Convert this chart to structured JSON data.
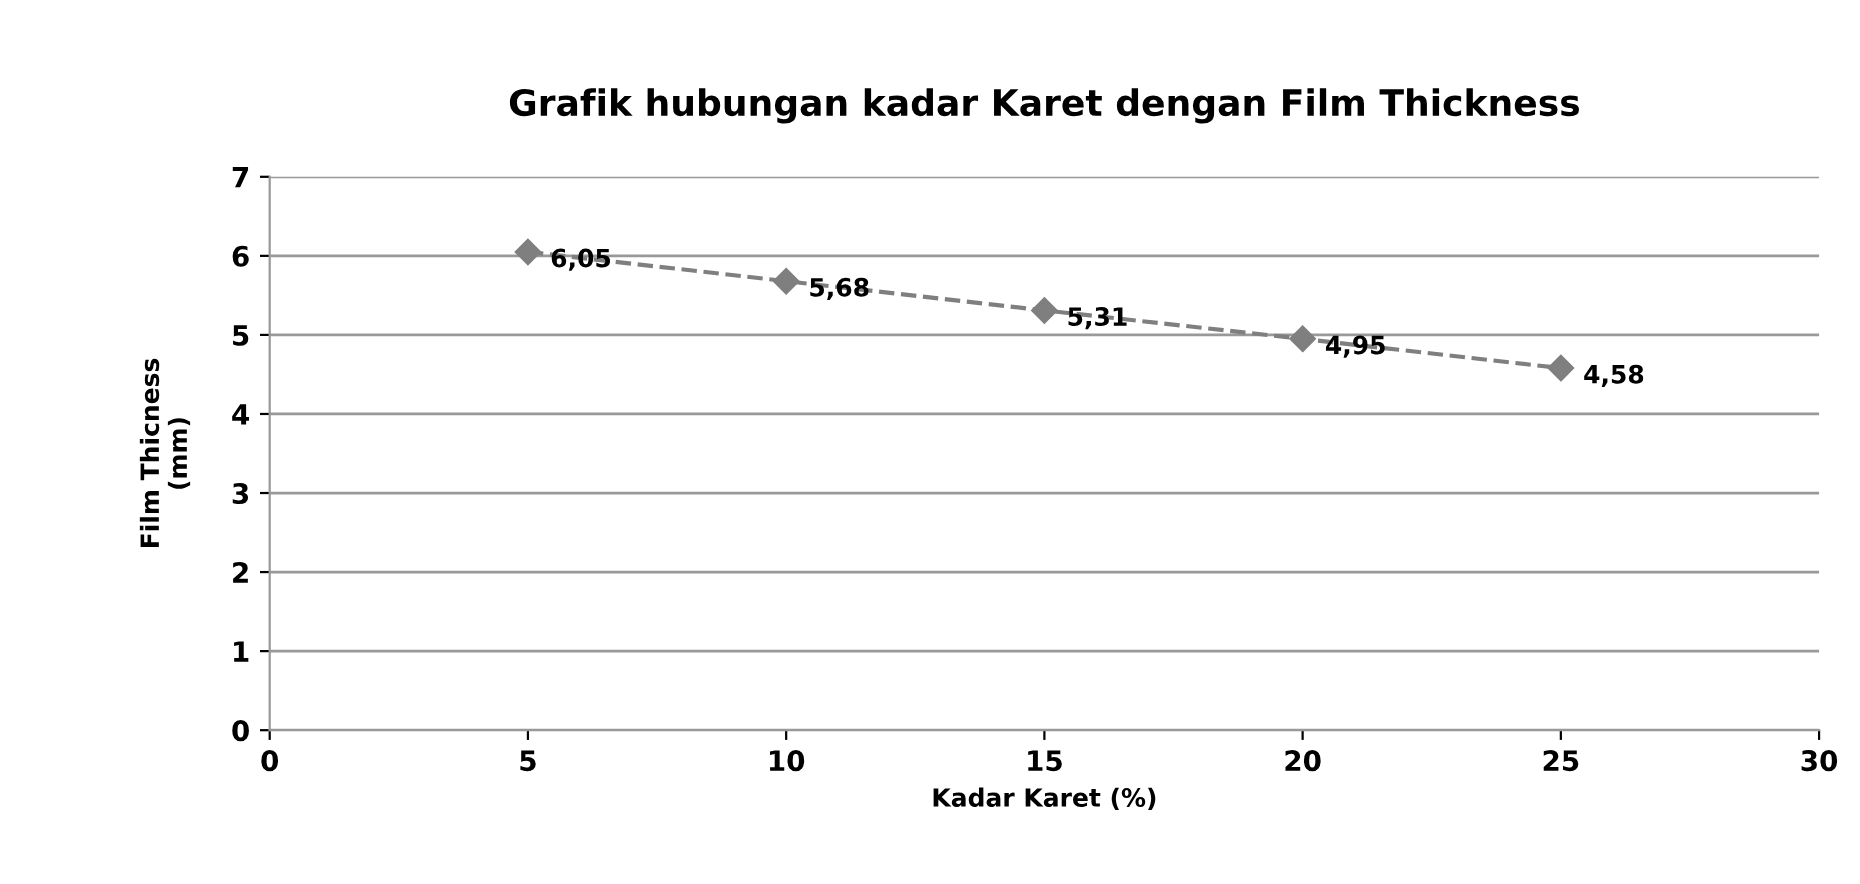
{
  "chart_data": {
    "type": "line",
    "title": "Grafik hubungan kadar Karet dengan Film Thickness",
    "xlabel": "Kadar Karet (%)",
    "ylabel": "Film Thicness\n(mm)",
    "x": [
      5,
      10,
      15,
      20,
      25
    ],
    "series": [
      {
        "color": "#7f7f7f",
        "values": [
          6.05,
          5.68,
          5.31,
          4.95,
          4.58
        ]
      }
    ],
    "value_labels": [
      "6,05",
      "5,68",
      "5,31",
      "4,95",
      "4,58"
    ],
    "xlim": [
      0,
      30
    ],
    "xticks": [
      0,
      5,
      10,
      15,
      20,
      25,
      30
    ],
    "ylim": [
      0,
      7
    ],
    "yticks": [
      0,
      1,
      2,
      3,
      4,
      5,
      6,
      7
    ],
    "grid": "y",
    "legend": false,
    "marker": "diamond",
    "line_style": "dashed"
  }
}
==
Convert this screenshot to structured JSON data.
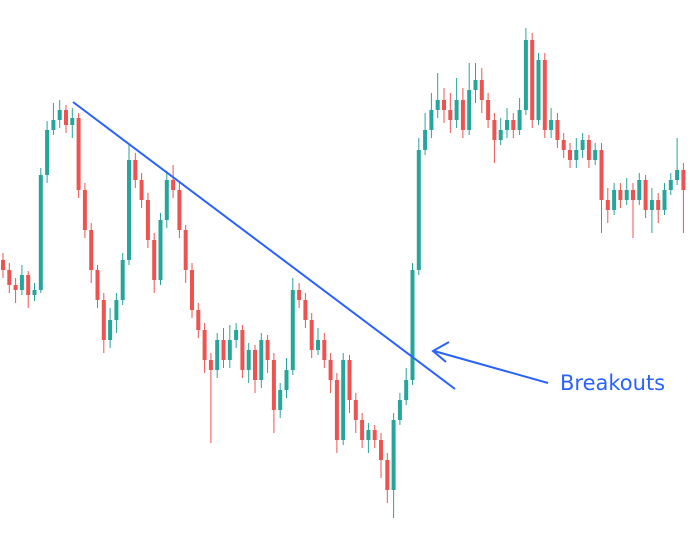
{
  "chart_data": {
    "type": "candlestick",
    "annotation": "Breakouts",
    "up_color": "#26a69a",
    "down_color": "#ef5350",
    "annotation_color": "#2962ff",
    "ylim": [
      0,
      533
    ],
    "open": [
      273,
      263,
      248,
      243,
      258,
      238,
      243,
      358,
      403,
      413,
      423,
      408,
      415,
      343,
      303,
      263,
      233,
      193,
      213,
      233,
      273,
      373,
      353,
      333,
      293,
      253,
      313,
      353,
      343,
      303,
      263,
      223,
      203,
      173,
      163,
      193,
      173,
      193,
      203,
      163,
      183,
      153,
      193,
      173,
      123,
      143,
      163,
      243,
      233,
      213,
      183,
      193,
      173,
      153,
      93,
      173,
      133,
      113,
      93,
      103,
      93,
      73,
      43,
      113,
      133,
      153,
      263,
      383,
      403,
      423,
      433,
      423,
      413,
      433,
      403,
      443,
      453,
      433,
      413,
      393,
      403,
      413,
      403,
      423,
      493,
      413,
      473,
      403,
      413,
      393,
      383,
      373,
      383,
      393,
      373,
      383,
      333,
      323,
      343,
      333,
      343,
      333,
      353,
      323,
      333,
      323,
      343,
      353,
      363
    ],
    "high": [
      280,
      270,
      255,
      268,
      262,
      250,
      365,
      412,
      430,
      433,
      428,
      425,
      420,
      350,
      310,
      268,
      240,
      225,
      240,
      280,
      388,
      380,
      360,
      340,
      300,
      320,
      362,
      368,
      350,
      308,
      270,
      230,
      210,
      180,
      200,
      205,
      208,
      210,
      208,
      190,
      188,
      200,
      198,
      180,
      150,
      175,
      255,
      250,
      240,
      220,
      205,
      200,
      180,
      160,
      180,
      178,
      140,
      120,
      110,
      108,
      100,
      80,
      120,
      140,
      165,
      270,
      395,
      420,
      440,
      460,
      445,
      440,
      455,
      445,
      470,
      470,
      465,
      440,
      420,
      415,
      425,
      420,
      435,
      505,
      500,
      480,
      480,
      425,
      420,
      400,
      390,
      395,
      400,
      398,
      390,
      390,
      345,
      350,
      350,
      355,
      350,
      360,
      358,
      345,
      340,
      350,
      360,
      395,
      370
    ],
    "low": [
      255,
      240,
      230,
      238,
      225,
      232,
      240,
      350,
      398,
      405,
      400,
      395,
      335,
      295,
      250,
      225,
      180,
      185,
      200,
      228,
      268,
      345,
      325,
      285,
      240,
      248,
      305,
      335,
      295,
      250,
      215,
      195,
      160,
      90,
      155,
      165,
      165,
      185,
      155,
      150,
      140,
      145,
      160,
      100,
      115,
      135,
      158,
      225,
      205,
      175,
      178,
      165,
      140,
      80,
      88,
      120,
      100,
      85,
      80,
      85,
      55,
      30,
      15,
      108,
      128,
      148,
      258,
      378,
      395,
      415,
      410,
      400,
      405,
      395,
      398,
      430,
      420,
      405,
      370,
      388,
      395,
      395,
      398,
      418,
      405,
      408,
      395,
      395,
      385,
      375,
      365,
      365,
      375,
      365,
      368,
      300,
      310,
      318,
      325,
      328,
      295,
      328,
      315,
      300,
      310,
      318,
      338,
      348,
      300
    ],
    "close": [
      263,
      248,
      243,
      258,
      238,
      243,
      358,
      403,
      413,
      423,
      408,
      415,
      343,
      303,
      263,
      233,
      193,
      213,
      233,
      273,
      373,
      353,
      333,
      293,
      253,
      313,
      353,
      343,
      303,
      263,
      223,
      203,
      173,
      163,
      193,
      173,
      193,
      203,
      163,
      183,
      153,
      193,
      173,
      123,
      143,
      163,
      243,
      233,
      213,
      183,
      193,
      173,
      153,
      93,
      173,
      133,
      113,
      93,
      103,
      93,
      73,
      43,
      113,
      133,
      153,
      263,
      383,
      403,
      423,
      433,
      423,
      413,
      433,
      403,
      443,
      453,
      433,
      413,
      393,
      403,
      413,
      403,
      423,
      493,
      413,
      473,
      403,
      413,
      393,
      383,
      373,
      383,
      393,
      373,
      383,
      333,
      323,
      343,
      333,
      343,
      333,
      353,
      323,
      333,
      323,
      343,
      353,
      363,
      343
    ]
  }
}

STATED EXERCISE:
In the lines above, find each one with "this" and list it.

THE SOLUTION:
Convert this chart to structured JSON data.
Convert this screenshot to structured JSON data.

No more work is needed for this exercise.